* Kutipan Dokumen
+ + + +

Ini Kesalahan Bisnis Terbesar dan Terakhir Saya, Anda Dilarang Ikut-ikutan - Sandiaga Uno
Kalau ada sistem dan tim yang tepat, semua bisnis bisa diselamatkan.
Sayangnya, beliau baru tahu kemudian... Kadang sistem tidak cukup kalau momentum tidak ikut berpihak.
Melalui Saratoga, Sandiaga Uno & Edwin Soeryadjaya mengakuisisi Mandala dan bekerja sama dengan Tiger Airways dari Singapura. Visinya sangat sederhana yakni ubah Mandala jadi maskapai low-cost carrier modern seperti AirAsia.
Mereka melakukan relaunch di 2012 dengan pesawat baru, tim baru dan juga strategi baru. Semua tampak menjanjikan. sampai realita bisnis menunjukkan betapa kerasnya industri penerbangan di Indonesia.

+ + + +

Entri data tersimpan:

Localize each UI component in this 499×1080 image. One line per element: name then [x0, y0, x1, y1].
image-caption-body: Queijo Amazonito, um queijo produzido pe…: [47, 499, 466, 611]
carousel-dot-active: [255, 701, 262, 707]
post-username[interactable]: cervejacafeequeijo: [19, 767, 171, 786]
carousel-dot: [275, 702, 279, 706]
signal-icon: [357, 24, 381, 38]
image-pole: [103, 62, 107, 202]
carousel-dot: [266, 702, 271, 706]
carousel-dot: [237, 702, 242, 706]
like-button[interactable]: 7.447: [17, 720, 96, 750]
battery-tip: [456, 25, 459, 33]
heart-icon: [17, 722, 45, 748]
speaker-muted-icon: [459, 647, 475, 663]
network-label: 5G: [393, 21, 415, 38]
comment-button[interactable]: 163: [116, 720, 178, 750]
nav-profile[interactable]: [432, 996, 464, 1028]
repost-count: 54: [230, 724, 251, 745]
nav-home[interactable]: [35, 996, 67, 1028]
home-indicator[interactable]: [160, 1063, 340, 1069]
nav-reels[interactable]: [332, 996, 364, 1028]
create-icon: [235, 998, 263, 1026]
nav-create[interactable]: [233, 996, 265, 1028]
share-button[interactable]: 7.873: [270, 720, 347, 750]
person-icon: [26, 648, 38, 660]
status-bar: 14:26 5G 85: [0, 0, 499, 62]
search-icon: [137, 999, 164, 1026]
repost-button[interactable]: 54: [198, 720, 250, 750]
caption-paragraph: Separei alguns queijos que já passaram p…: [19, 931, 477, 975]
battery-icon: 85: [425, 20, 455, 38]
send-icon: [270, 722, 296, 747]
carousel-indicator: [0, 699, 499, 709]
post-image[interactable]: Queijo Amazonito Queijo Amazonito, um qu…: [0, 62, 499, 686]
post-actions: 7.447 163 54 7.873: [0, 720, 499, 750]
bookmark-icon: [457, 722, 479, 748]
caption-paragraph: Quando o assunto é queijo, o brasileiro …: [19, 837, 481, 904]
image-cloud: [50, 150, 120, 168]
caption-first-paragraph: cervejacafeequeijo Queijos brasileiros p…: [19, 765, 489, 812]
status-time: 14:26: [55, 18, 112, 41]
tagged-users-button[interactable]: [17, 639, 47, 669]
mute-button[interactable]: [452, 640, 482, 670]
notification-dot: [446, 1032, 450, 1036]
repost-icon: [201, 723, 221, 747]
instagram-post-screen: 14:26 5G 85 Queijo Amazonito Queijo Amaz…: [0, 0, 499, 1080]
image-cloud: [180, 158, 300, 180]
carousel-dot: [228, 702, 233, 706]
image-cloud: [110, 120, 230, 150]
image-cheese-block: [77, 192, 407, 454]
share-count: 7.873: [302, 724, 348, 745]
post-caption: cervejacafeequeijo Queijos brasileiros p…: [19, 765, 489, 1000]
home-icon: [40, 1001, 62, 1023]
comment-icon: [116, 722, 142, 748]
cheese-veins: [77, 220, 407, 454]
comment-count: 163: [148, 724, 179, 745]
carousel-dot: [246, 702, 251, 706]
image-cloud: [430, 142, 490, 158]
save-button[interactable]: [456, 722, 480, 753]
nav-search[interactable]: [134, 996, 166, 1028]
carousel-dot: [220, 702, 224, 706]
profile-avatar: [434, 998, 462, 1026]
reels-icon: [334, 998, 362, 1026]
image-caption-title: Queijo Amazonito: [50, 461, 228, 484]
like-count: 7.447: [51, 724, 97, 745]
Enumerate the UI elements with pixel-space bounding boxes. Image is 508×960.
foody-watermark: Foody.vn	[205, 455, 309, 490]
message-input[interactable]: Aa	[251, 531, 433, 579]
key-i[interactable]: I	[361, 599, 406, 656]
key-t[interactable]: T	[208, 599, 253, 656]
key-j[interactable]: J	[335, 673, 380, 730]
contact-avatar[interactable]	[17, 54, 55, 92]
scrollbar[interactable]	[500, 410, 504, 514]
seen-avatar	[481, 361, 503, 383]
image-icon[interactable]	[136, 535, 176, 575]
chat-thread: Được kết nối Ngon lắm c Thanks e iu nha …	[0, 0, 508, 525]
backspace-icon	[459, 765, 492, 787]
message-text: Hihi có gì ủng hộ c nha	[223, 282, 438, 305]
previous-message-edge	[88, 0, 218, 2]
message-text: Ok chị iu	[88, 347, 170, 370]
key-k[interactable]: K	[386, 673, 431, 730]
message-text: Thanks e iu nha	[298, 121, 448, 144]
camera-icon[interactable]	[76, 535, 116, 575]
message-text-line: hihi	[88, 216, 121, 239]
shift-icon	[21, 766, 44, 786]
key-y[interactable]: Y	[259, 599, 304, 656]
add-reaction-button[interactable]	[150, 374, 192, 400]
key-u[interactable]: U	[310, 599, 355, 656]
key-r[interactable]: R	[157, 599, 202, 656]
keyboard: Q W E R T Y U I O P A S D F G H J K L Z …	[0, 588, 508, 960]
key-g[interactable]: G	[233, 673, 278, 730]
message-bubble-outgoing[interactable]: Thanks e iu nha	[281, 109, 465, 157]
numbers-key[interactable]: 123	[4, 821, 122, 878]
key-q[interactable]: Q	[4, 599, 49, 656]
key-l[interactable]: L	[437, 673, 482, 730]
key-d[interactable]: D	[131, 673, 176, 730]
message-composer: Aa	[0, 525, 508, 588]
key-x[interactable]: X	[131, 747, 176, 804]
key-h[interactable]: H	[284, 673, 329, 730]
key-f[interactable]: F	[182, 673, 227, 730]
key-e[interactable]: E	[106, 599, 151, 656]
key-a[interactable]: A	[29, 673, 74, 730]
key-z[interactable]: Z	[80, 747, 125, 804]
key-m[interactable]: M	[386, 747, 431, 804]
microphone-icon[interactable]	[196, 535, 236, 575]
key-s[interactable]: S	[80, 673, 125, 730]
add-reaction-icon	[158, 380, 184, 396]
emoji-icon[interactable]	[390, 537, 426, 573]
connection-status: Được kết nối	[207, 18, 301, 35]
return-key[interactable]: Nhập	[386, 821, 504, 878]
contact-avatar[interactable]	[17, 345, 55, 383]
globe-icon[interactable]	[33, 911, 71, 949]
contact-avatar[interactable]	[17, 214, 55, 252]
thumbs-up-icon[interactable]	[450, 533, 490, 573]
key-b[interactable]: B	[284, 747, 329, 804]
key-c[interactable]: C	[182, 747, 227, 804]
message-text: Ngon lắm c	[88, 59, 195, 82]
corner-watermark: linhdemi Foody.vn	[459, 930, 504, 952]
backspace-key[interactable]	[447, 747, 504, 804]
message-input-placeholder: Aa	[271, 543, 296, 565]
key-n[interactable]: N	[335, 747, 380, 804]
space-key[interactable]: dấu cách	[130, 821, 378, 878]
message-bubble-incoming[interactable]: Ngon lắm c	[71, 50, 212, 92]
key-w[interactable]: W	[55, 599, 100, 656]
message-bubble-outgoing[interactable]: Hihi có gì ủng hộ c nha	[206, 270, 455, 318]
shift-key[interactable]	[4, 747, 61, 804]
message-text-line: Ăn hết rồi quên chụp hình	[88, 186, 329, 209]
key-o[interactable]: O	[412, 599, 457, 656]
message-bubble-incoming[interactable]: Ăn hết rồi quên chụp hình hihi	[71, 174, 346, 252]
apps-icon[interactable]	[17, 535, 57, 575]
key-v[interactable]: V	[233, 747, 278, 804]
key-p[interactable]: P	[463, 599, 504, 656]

+ + + +

* Instruksi Tugas 1
Sebutkan semua hal baru yang menyertai relaunch Mandala pada 2012 menurut teks tentang kesalahan bisnis Sandiaga Uno.
* Instruksi Tugas 2
Teruskan teks tentang kesalahan bisnis Sandiaga Uno, mulai tepat setelah kalimat terakhirnya.

* Jawaban Tertulis 1
Pesawat baru, tim baru, dan strategi baru.

* Jawaban Tertulis 2
Setiap Penerbangan Adalah Pertaruhan. - Sandiaga Uno
Saat itu, rupiah melemah, harga avtur naik, dan perang tarif tidak masuk akal. Sehingga Lion, Citilink, AirAsia, semuanya melakukan bakar uang besar-besaran untuk merebut pasar.
Sementara kami baru bangkit dengan skala belum cukup besar.
Setiap kali pesawat terbang, kerugiannya malah bertambah. Saya tahu kami sedang "terbang ke badai." - Sandiaga Uno
Ini merupakan Keputusan Tersulit Dalam Hidup Seorang Sandiaga Uno karena Setelah dua tahun bertahan, mereka terpaksa menhentikan operasi, karena kerugian sudah mencapai puluhan juta dollar. dan sudah harus jujur ke diri sendiri:
Ini bukan tentang kalah uang, tapi kalah sistem dan momentum.
Kegagalan Mandala mengajarkan sesuatu yang akan diingat seumur hidup dan demi apapun, tidak akan diulangi kembali:
Bahwa bisnis besar hanya bisa berdiri di atas sistem, tata kelola, dan manajemen yang siap diuji.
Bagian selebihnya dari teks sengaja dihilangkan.